DIRECTION - Exact repetition of every entry is required.

━━━━━ EXERCISE MATERIAL ━━━━━

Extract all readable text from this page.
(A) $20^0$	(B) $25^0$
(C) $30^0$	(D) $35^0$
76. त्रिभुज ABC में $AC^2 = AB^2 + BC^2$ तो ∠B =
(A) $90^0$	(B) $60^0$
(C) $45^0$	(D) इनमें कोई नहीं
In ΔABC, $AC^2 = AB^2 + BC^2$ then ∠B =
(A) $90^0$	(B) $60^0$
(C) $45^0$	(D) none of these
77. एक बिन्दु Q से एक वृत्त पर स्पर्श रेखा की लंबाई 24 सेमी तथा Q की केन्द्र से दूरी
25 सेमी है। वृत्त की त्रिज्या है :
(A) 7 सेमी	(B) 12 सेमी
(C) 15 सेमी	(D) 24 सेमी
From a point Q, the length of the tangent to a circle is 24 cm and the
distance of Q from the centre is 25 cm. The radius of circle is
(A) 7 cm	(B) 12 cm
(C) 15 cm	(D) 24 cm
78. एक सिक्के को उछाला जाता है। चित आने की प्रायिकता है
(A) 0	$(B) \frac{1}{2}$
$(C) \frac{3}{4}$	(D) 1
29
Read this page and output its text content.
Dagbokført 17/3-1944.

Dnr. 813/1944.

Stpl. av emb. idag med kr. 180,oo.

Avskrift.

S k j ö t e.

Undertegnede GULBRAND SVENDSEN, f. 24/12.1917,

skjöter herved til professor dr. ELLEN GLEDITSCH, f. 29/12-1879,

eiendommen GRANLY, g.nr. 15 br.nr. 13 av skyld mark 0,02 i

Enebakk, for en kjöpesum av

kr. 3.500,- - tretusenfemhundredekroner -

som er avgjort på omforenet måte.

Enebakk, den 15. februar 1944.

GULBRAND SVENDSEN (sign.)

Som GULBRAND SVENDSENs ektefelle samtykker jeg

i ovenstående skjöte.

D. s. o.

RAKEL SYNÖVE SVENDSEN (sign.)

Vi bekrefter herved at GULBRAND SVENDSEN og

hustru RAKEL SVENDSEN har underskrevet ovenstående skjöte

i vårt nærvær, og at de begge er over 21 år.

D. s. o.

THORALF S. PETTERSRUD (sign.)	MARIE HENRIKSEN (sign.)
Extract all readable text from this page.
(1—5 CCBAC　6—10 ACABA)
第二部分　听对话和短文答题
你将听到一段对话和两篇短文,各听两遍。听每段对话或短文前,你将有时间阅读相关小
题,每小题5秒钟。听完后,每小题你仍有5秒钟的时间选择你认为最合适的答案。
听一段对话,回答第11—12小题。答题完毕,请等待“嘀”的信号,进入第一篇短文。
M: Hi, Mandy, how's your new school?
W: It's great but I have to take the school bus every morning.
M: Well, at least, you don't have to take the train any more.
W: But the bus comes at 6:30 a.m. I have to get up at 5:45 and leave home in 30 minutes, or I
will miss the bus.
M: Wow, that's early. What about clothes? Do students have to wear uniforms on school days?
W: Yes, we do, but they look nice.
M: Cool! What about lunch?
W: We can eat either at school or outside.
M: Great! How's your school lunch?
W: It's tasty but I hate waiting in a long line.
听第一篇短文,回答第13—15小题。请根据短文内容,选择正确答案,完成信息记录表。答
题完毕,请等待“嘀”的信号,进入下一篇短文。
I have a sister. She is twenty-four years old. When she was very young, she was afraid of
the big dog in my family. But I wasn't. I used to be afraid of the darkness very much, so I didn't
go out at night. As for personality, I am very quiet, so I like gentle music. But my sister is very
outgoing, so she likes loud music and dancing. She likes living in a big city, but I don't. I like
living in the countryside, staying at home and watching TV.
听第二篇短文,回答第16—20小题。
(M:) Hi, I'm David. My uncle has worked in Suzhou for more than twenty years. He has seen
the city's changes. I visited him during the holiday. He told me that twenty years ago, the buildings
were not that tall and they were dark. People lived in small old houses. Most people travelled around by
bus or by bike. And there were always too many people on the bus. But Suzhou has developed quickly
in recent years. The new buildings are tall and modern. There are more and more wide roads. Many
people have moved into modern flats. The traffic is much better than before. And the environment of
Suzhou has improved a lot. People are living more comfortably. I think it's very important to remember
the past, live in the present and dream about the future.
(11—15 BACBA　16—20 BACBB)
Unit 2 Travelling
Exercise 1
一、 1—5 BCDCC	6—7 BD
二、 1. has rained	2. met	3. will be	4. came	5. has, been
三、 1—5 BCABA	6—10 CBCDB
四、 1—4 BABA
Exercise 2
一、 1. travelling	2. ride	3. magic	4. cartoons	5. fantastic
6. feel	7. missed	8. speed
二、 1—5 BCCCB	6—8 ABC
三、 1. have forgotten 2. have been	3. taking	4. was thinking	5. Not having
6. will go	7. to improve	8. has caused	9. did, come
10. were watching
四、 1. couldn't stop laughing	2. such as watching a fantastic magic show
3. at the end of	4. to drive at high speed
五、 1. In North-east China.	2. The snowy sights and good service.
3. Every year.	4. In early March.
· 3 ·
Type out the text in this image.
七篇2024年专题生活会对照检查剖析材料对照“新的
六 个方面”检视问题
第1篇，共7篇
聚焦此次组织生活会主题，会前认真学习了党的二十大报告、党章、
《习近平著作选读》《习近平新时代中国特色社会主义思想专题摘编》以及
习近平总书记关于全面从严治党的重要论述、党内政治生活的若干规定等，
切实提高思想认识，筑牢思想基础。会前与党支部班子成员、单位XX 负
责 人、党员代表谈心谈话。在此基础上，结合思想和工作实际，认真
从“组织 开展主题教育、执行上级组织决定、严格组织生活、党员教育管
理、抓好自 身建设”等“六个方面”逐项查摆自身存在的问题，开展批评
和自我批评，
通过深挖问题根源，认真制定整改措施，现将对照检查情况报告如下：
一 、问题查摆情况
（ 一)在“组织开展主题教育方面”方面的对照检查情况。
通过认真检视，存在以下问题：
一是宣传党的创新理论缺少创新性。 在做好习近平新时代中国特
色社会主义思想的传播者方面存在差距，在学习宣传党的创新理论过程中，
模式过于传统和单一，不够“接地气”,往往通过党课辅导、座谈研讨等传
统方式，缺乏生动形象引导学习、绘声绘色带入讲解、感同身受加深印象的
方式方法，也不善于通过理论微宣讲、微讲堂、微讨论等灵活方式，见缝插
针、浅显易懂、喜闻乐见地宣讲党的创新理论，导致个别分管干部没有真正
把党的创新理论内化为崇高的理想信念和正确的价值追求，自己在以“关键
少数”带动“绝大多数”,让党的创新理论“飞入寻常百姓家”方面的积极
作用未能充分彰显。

━━━━━

ANSWER TO THE PROBLEM -
Extract all readable text from this page.
(A) $20^0$	(B) $25^0$
(C) $30^0$	(D) $35^0$
76. त्रिभुज ABC में $AC^2 = AB^2 + BC^2$ तो ∠B =
(A) $90^0$	(B) $60^0$
(C) $45^0$	(D) इनमें कोई नहीं
In ΔABC, $AC^2 = AB^2 + BC^2$ then ∠B =
(A) $90^0$	(B) $60^0$
(C) $45^0$	(D) none of these
77. एक बिन्दु Q से एक वृत्त पर स्पर्श रेखा की लंबाई 24 सेमी तथा Q की केन्द्र से दूरी
25 सेमी है। वृत्त की त्रिज्या है :
(A) 7 सेमी	(B) 12 सेमी
(C) 15 सेमी	(D) 24 सेमी
From a point Q, the length of the tangent to a circle is 24 cm and the
distance of Q from the centre is 25 cm. The radius of circle is
(A) 7 cm	(B) 12 cm
(C) 15 cm	(D) 24 cm
78. एक सिक्के को उछाला जाता है। चित आने की प्रायिकता है
(A) 0	$(B) \frac{1}{2}$
$(C) \frac{3}{4}$	(D) 1
29
Read this page and output its text content.
Dagbokført 17/3-1944.

Dnr. 813/1944.

Stpl. av emb. idag med kr. 180,oo.

Avskrift.

S k j ö t e.

Undertegnede GULBRAND SVENDSEN, f. 24/12.1917,

skjöter herved til professor dr. ELLEN GLEDITSCH, f. 29/12-1879,

eiendommen GRANLY, g.nr. 15 br.nr. 13 av skyld mark 0,02 i

Enebakk, for en kjöpesum av

kr. 3.500,- - tretusenfemhundredekroner -

som er avgjort på omforenet måte.

Enebakk, den 15. februar 1944.

GULBRAND SVENDSEN (sign.)

Som GULBRAND SVENDSENs ektefelle samtykker jeg

i ovenstående skjöte.

D. s. o.

RAKEL SYNÖVE SVENDSEN (sign.)

Vi bekrefter herved at GULBRAND SVENDSEN og

hustru RAKEL SVENDSEN har underskrevet ovenstående skjöte

i vårt nærvær, og at de begge er over 21 år.

D. s. o.

THORALF S. PETTERSRUD (sign.)	MARIE HENRIKSEN (sign.)
Extract all readable text from this page.
(1—5 CCBAC　6—10 ACABA)
第二部分　听对话和短文答题
你将听到一段对话和两篇短文,各听两遍。听每段对话或短文前,你将有时间阅读相关小
题,每小题5秒钟。听完后,每小题你仍有5秒钟的时间选择你认为最合适的答案。
听一段对话,回答第11—12小题。答题完毕,请等待“嘀”的信号,进入第一篇短文。
M: Hi, Mandy, how's your new school?
W: It's great but I have to take the school bus every morning.
M: Well, at least, you don't have to take the train any more.
W: But the bus comes at 6:30 a.m. I have to get up at 5:45 and leave home in 30 minutes, or I
will miss the bus.
M: Wow, that's early. What about clothes? Do students have to wear uniforms on school days?
W: Yes, we do, but they look nice.
M: Cool! What about lunch?
W: We can eat either at school or outside.
M: Great! How's your school lunch?
W: It's tasty but I hate waiting in a long line.
听第一篇短文,回答第13—15小题。请根据短文内容,选择正确答案,完成信息记录表。答
题完毕,请等待“嘀”的信号,进入下一篇短文。
I have a sister. She is twenty-four years old. When she was very young, she was afraid of
the big dog in my family. But I wasn't. I used to be afraid of the darkness very much, so I didn't
go out at night. As for personality, I am very quiet, so I like gentle music. But my sister is very
outgoing, so she likes loud music and dancing. She likes living in a big city, but I don't. I like
living in the countryside, staying at home and watching TV.
听第二篇短文,回答第16—20小题。
(M:) Hi, I'm David. My uncle has worked in Suzhou for more than twenty years. He has seen
the city's changes. I visited him during the holiday. He told me that twenty years ago, the buildings
were not that tall and they were dark. People lived in small old houses. Most people travelled around by
bus or by bike. And there were always too many people on the bus. But Suzhou has developed quickly
in recent years. The new buildings are tall and modern. There are more and more wide roads. Many
people have moved into modern flats. The traffic is much better than before. And the environment of
Suzhou has improved a lot. People are living more comfortably. I think it's very important to remember
the past, live in the present and dream about the future.
(11—15 BACBA　16—20 BACBB)
Unit 2 Travelling
Exercise 1
一、 1—5 BCDCC	6—7 BD
二、 1. has rained	2. met	3. will be	4. came	5. has, been
三、 1—5 BCABA	6—10 CBCDB
四、 1—4 BABA
Exercise 2
一、 1. travelling	2. ride	3. magic	4. cartoons	5. fantastic
6. feel	7. missed	8. speed
二、 1—5 BCCCB	6—8 ABC
三、 1. have forgotten 2. have been	3. taking	4. was thinking	5. Not having
6. will go	7. to improve	8. has caused	9. did, come
10. were watching
四、 1. couldn't stop laughing	2. such as watching a fantastic magic show
3. at the end of	4. to drive at high speed
五、 1. In North-east China.	2. The snowy sights and good service.
3. Every year.	4. In early March.
· 3 ·
Type out the text in this image.
七篇2024年专题生活会对照检查剖析材料对照“新的
六 个方面”检视问题
第1篇，共7篇
聚焦此次组织生活会主题，会前认真学习了党的二十大报告、党章、
《习近平著作选读》《习近平新时代中国特色社会主义思想专题摘编》以及
习近平总书记关于全面从严治党的重要论述、党内政治生活的若干规定等，
切实提高思想认识，筑牢思想基础。会前与党支部班子成员、单位XX 负
责 人、党员代表谈心谈话。在此基础上，结合思想和工作实际，认真
从“组织 开展主题教育、执行上级组织决定、严格组织生活、党员教育管
理、抓好自 身建设”等“六个方面”逐项查摆自身存在的问题，开展批评
和自我批评，
通过深挖问题根源，认真制定整改措施，现将对照检查情况报告如下：
一 、问题查摆情况
（ 一)在“组织开展主题教育方面”方面的对照检查情况。
通过认真检视，存在以下问题：
一是宣传党的创新理论缺少创新性。 在做好习近平新时代中国特
色社会主义思想的传播者方面存在差距，在学习宣传党的创新理论过程中，
模式过于传统和单一，不够“接地气”,往往通过党课辅导、座谈研讨等传
统方式，缺乏生动形象引导学习、绘声绘色带入讲解、感同身受加深印象的
方式方法，也不善于通过理论微宣讲、微讲堂、微讨论等灵活方式，见缝插
针、浅显易懂、喜闻乐见地宣讲党的创新理论，导致个别分管干部没有真正
把党的创新理论内化为崇高的理想信念和正确的价值追求，自己在以“关键
少数”带动“绝大多数”,让党的创新理论“飞入寻常百姓家”方面的积极
作用未能充分彰显。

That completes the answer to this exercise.